### Record set
=====
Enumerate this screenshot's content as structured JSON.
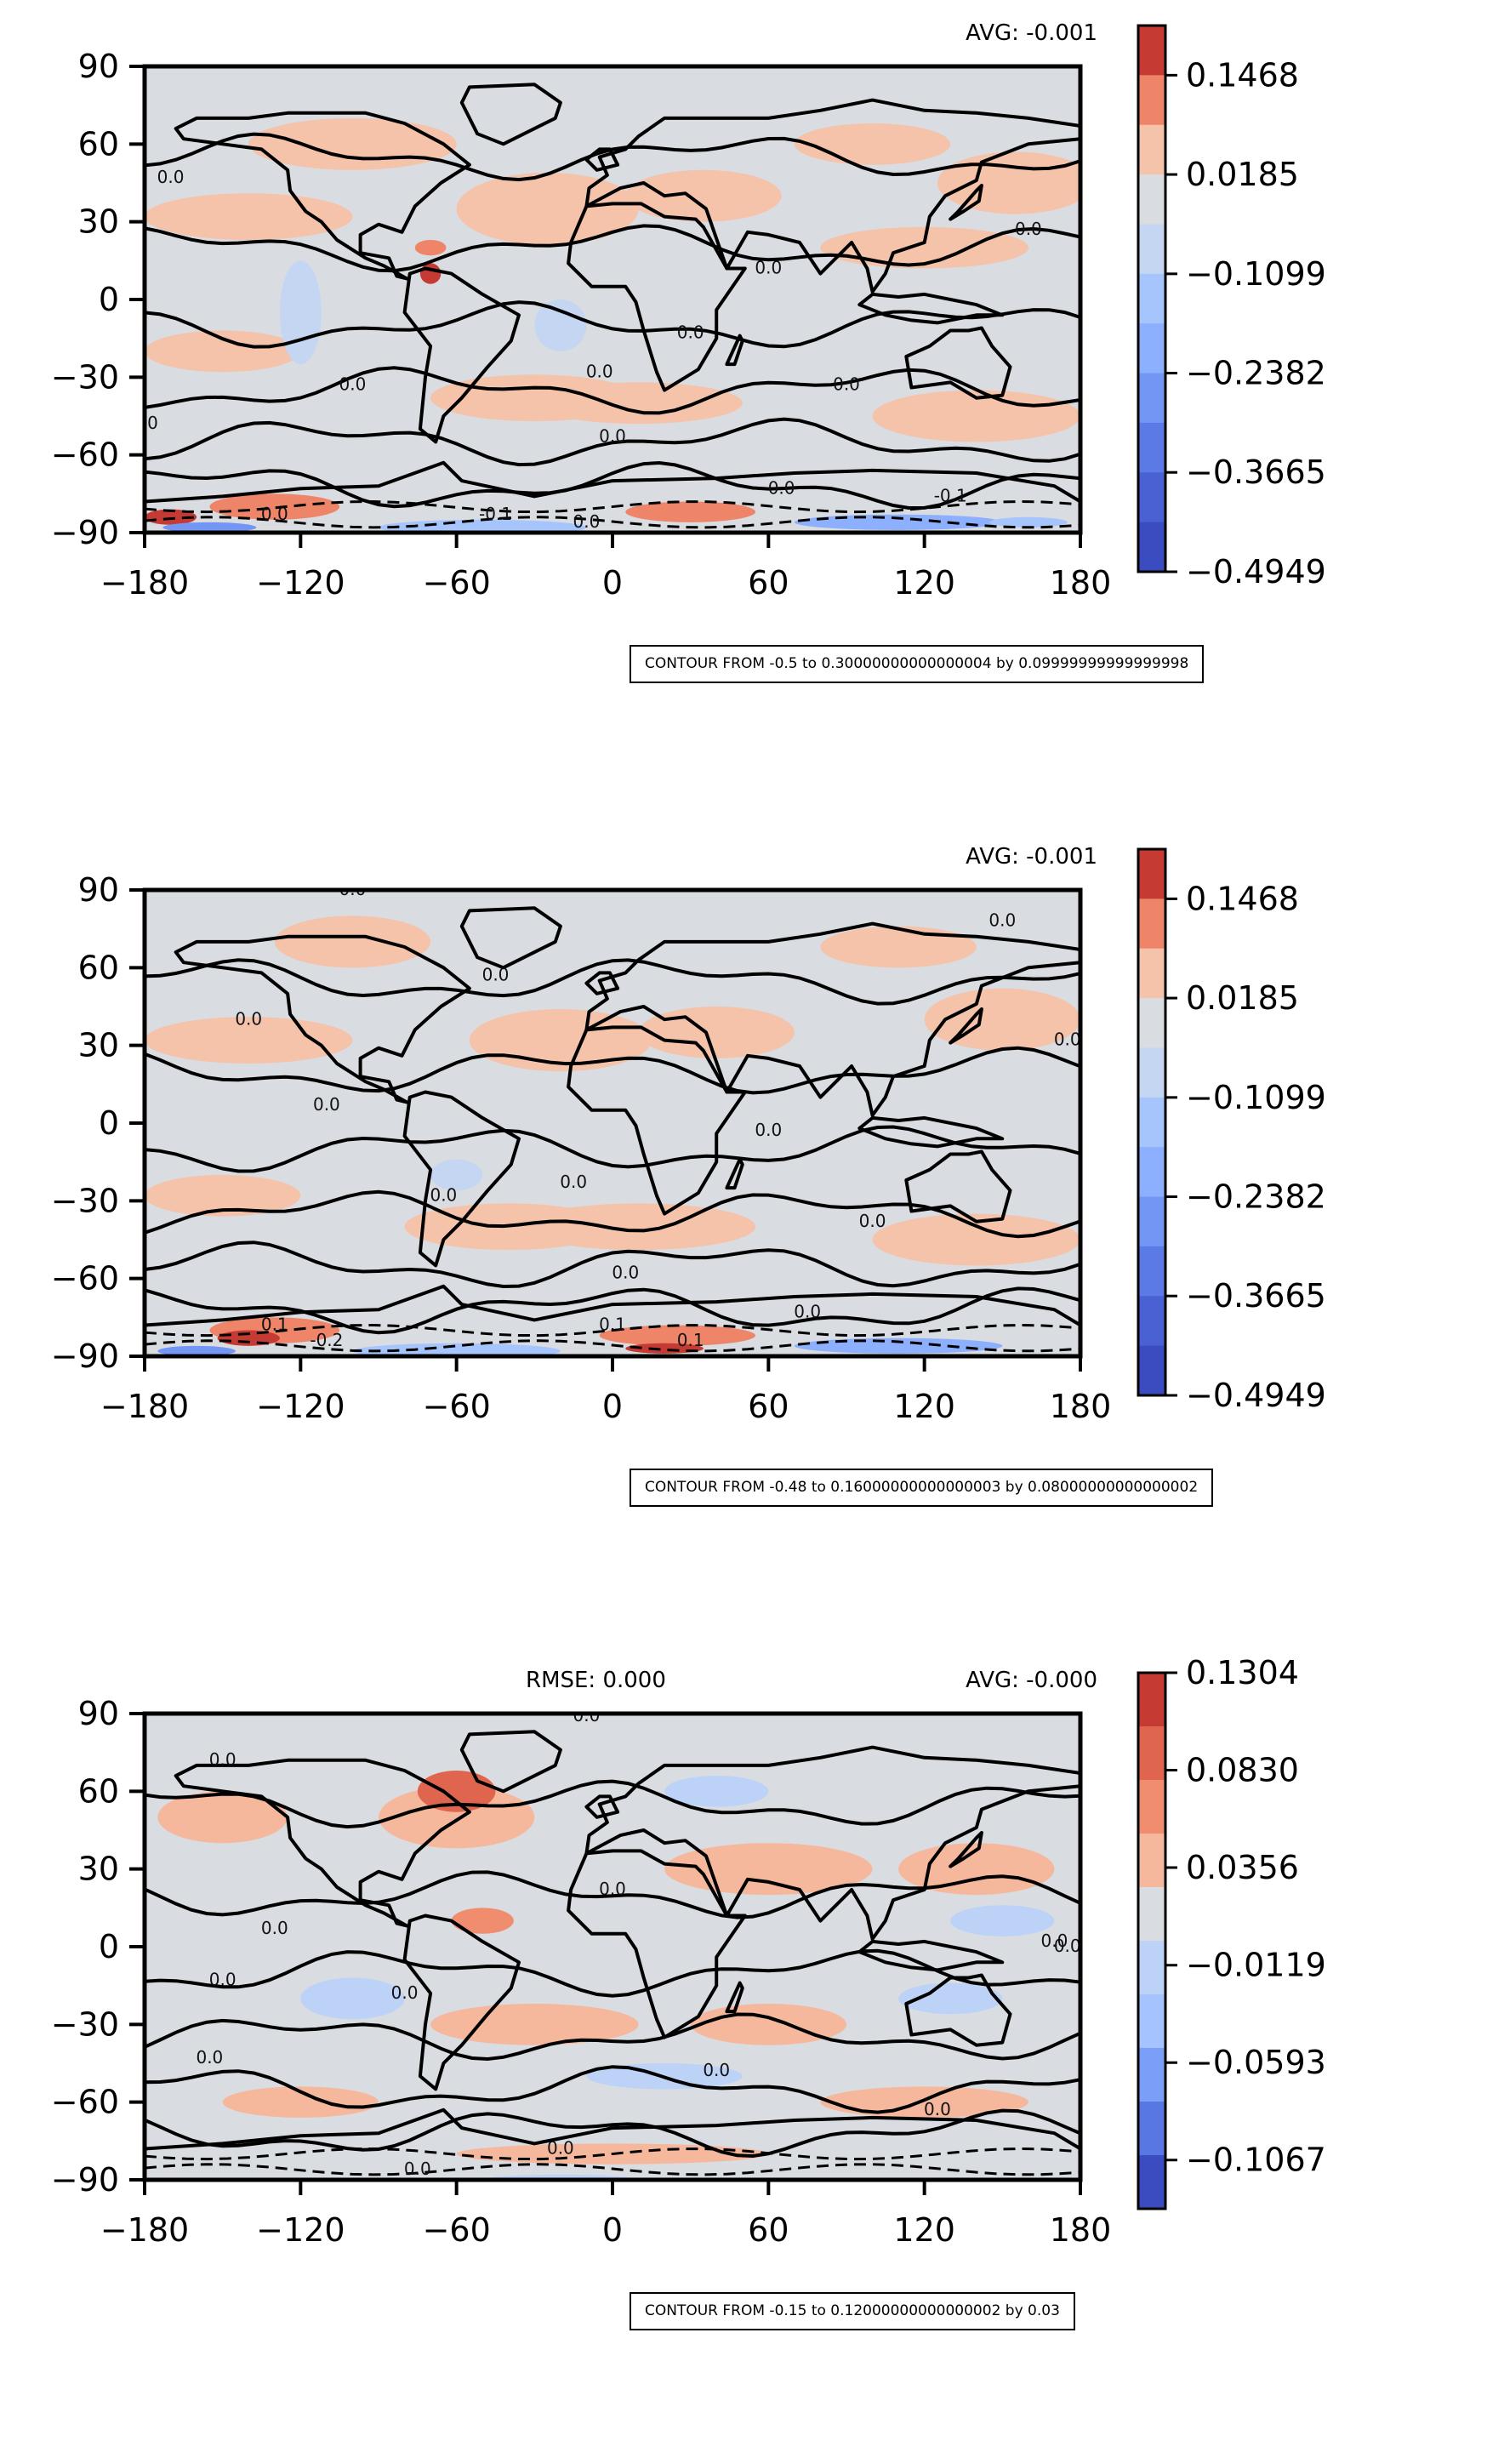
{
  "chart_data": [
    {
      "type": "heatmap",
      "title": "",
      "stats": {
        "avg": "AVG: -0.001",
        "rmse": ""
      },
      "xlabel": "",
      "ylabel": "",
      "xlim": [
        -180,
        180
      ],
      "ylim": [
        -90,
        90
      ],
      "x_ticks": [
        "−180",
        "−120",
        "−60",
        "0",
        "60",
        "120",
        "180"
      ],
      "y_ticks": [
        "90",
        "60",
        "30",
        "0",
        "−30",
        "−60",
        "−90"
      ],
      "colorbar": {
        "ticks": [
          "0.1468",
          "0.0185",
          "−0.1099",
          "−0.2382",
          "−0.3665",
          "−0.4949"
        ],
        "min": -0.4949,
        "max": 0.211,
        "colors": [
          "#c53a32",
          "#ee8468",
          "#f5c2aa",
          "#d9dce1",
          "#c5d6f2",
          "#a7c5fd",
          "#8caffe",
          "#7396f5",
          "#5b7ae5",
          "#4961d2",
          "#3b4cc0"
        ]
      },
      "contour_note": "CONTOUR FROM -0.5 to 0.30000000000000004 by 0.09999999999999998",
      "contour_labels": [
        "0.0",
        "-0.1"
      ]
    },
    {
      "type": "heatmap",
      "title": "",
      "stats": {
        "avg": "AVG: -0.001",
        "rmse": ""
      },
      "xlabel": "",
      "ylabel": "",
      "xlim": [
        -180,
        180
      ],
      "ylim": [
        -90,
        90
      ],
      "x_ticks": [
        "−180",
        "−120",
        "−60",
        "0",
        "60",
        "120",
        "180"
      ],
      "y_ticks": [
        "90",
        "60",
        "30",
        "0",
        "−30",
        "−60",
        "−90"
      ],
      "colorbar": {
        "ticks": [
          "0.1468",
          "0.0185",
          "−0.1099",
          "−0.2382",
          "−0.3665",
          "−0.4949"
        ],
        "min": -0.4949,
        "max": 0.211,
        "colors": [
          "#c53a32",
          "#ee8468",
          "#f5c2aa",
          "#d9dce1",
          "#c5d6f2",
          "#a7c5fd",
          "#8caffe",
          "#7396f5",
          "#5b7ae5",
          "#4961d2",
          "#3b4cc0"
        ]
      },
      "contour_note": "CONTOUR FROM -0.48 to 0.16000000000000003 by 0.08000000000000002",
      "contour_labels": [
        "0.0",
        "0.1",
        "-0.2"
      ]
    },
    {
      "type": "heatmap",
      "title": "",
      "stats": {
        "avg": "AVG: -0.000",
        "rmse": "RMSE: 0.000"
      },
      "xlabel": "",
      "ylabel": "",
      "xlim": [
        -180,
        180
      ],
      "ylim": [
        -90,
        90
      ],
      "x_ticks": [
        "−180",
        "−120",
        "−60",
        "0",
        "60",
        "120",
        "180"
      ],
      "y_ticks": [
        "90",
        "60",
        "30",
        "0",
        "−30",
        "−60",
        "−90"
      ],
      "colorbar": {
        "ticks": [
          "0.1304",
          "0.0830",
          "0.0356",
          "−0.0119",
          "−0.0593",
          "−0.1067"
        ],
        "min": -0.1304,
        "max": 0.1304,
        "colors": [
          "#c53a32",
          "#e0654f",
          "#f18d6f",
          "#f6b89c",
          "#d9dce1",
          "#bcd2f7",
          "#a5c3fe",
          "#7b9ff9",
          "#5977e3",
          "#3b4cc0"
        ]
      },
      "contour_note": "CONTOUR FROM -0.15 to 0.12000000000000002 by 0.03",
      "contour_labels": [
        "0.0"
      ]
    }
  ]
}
=====
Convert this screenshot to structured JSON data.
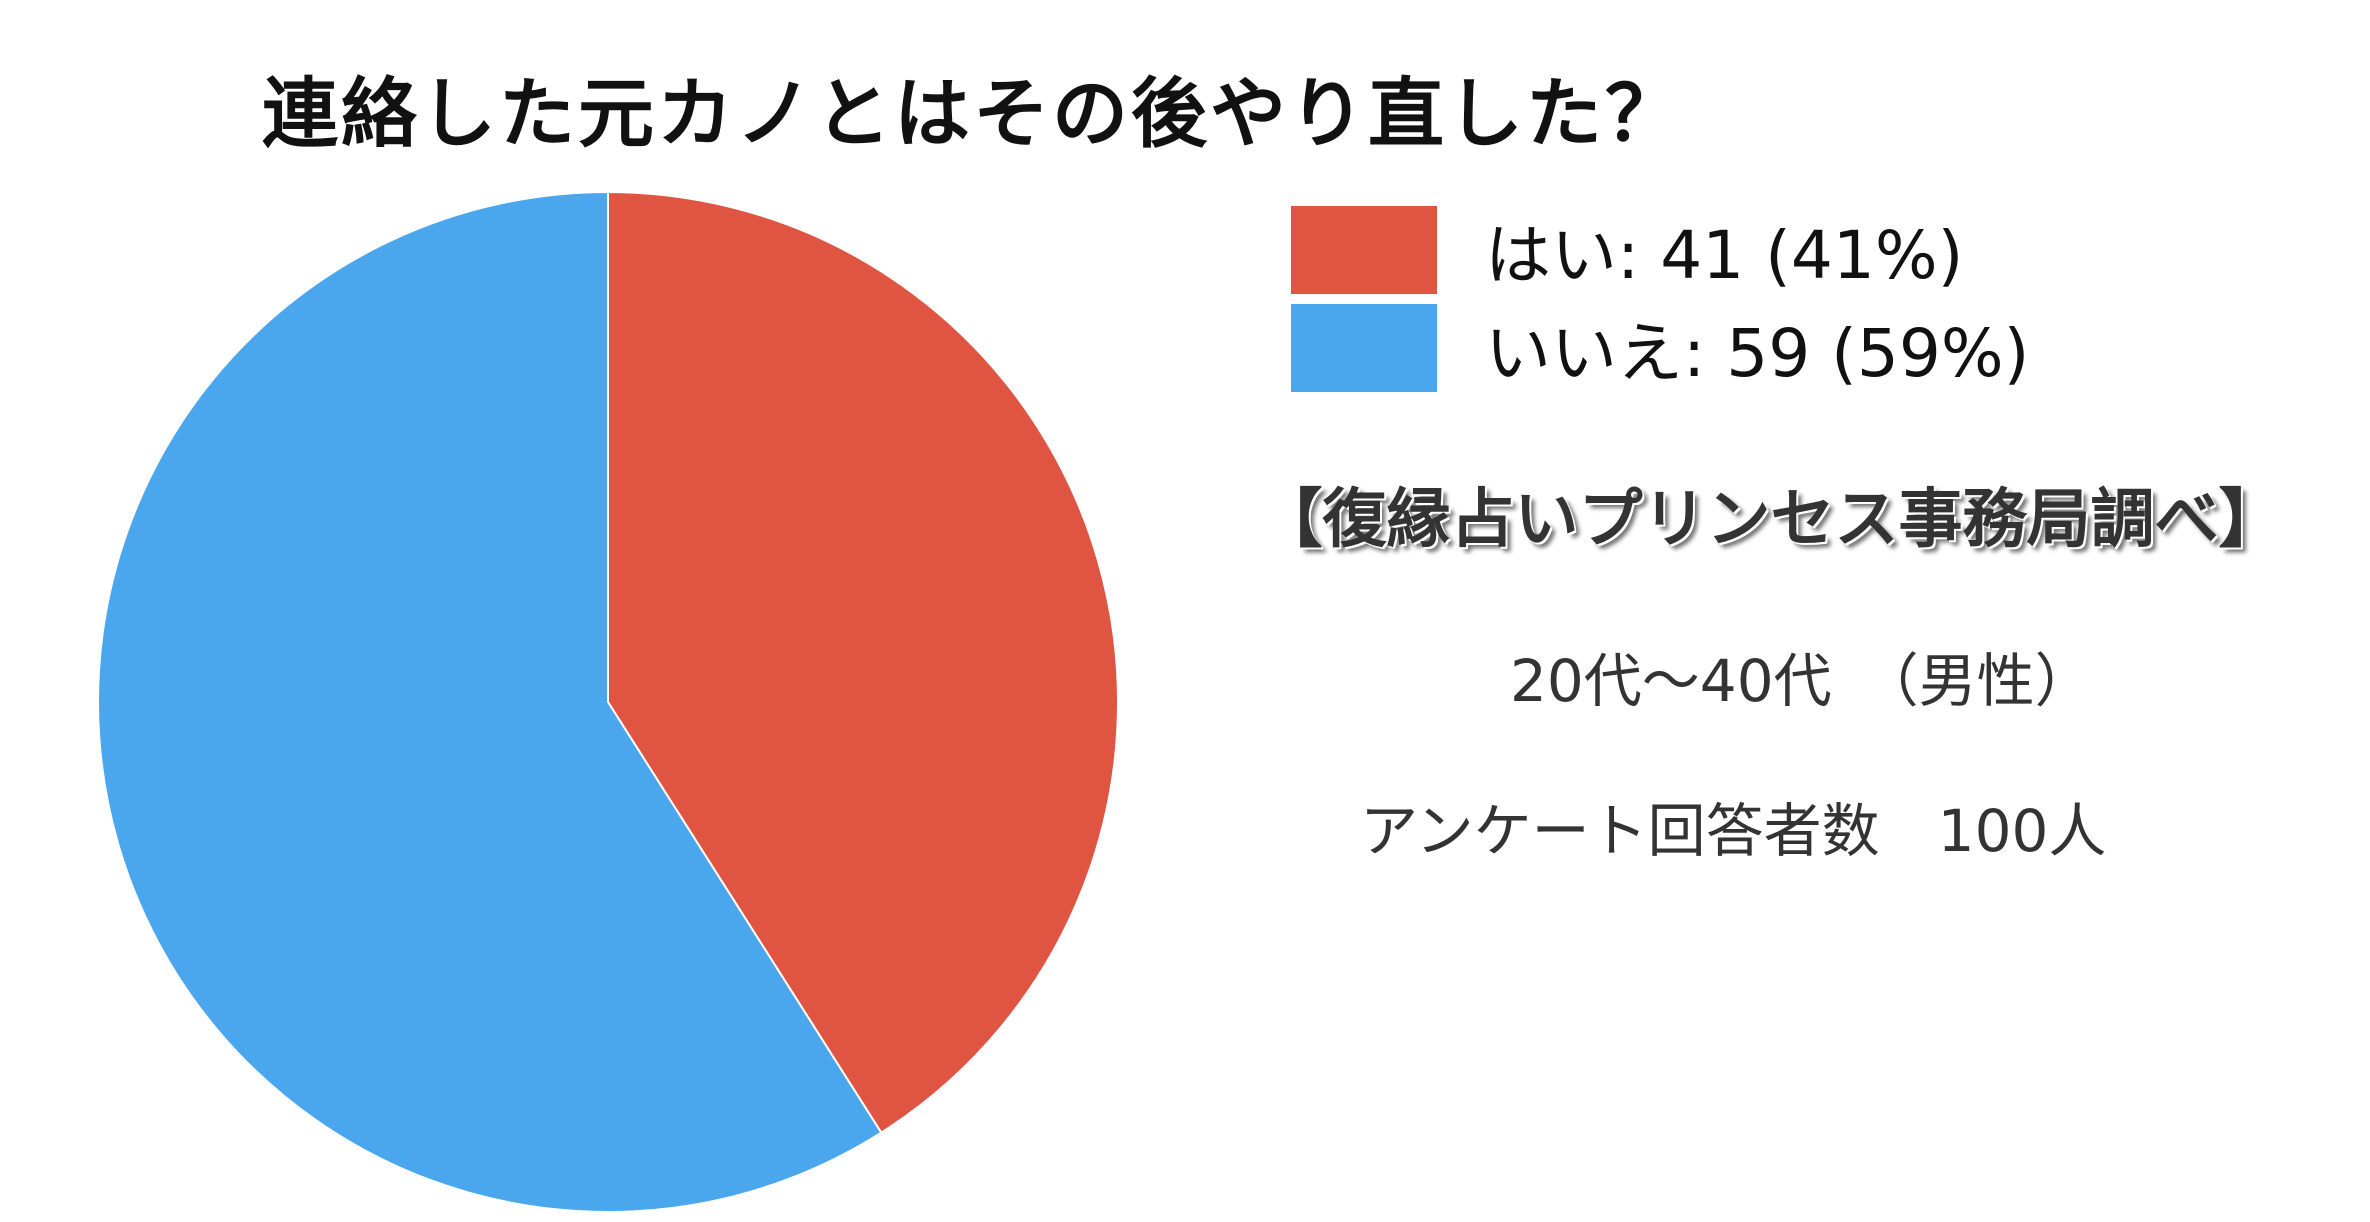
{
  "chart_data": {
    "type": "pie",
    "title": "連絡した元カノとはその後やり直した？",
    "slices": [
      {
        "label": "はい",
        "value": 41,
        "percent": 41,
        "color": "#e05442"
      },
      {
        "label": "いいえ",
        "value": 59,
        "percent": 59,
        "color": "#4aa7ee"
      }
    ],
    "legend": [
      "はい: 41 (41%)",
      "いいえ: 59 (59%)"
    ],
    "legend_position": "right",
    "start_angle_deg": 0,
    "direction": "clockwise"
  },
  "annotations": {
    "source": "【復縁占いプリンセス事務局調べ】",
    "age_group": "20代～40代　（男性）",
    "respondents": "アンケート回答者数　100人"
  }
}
=====
### Work required
Using the entries above, find all lines with "JSON". Copy them.

### Full answer
Enumerate this screenshot's content as structured JSON.
Convert this screenshot to structured JSON data.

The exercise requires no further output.